----- Segment de texte
La communauté internationale multiplie les sanctions contre la Corée du Nord

Une photo de l\'agence de presse officielle de Corée du Nord (KCNA), montrant le dirigeant nord-coréen Kim Jong-un dans la province du Hwanghae du sud. 
Une photo de l'agence de presse officielle de Corée du Nord (KCNA), montrant le dirigeant nord-coréen Kim Jong-un dans la province du Hwanghae du sud.  (STR / AFP)

Les Etats-Unis et l'Union européenne ont engagé de nouvelles sanctions contre la Corée du Nord, jeudi 21 septembre. Selon Donald Trump, la Banque centrale chinoise a également demandé à ses banques d'arrêter tout échange avec Pyongyang. 

La pression internationale sur la Corée du Nord est montée d'un cran. L'Union européenne, les Etats-Unis et la Chine ont annoncé de nouvelles sanctions pour que Pyongyang renonce à ses ambitions nucléaires, jeudi 21 septembre. 

Le président américain, Donald Trump, a signé un décret ouvrant la voie à des sanctions contre des "personnes et sociétés qui financent et facilitent les échanges avec la Corée du Nord", jeudi. Deux jours plus tôt, le dirigeant américain s'était dit prêt à "détruire complètement" la Corée du Nord et son "régime vicieux", lors de son premier grand discours aux Nations unies.
----------
-- Consigne --
Recopiez intégralement l'extrait sur les sanctions contre la Corée du Nord, sans rien y changer. Seul l'extrait ci-dessus sert de source.
----- Lignes de données
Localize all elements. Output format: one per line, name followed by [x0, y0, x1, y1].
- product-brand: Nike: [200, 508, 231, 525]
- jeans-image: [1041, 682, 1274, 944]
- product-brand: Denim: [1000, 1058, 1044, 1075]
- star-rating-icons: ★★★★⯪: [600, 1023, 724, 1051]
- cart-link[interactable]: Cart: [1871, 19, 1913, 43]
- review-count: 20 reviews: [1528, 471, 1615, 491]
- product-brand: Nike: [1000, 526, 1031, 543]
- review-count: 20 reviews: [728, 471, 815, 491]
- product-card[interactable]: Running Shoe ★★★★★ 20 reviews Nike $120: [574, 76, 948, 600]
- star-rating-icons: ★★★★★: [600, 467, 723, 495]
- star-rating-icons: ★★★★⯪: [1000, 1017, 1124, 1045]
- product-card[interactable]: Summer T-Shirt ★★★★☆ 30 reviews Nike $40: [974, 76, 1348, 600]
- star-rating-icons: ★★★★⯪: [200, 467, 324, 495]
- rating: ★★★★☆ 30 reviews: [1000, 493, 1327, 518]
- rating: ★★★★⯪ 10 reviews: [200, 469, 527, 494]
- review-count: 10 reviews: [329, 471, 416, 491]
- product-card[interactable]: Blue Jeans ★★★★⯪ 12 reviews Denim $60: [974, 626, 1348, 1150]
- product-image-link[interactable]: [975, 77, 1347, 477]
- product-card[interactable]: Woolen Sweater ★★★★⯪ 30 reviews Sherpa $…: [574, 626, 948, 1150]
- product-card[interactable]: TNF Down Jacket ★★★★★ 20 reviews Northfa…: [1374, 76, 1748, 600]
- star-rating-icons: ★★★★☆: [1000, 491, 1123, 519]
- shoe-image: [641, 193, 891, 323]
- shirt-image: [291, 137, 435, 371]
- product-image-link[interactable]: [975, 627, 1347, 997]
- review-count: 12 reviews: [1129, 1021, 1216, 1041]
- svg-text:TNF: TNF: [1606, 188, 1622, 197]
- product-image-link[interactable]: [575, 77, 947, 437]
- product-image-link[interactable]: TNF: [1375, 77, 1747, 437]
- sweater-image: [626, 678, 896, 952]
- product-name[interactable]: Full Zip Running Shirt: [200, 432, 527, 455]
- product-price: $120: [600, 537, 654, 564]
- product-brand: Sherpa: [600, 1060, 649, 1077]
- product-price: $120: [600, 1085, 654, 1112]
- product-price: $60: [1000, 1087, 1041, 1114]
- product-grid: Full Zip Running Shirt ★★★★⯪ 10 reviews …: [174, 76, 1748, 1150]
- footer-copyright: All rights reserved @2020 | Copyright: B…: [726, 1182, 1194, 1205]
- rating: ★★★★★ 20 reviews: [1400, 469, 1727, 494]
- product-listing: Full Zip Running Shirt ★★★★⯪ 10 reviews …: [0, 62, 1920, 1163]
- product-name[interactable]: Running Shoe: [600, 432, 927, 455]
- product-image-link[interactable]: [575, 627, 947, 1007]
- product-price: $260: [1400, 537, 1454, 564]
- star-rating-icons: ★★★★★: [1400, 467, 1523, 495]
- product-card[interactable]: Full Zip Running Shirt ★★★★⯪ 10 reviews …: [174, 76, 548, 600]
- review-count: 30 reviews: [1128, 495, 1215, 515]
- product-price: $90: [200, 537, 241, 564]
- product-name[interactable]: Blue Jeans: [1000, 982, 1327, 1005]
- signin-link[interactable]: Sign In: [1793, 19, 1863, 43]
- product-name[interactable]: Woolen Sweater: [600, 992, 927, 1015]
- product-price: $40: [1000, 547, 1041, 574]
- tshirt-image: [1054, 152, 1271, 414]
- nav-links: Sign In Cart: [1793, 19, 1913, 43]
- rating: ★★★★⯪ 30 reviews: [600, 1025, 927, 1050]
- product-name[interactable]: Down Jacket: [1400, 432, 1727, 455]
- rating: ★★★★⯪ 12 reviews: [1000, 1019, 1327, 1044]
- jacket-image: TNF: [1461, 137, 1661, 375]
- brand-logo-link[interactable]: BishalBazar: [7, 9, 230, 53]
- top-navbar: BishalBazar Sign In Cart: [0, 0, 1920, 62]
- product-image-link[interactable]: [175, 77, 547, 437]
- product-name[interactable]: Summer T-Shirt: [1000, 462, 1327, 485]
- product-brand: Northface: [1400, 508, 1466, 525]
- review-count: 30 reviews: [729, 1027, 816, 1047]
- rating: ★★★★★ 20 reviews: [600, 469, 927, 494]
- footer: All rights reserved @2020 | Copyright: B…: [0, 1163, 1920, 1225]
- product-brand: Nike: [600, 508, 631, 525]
----------
-- Zone de réponse --
La communauté internationale multiplie les sanctions contre la Corée du Nord

Une photo de l\'agence de presse officielle de Corée du Nord (KCNA), montrant le dirigeant nord-coréen Kim Jong-un dans la province du Hwanghae du sud. 
Une photo de l'agence de presse officielle de Corée du Nord (KCNA), montrant le dirigeant nord-coréen Kim Jong-un dans la province du Hwanghae du sud.  (STR / AFP)

Les Etats-Unis et l'Union européenne ont engagé de nouvelles sanctions contre la Corée du Nord, jeudi 21 septembre. Selon Donald Trump, la Banque centrale chinoise a également demandé à ses banques d'arrêter tout échange avec Pyongyang. 

La pression internationale sur la Corée du Nord est montée d'un cran. L'Union européenne, les Etats-Unis et la Chine ont annoncé de nouvelles sanctions pour que Pyongyang renonce à ses ambitions nucléaires, jeudi 21 septembre. 

Le président américain, Donald Trump, a signé un décret ouvrant la voie à des sanctions contre des "personnes et sociétés qui financent et facilitent les échanges avec la Corée du Nord", jeudi. Deux jours plus tôt, le dirigeant américain s'était dit prêt à "détruire complètement" la Corée du Nord et son "régime vicieux", lors de son premier grand discours aux Nations unies.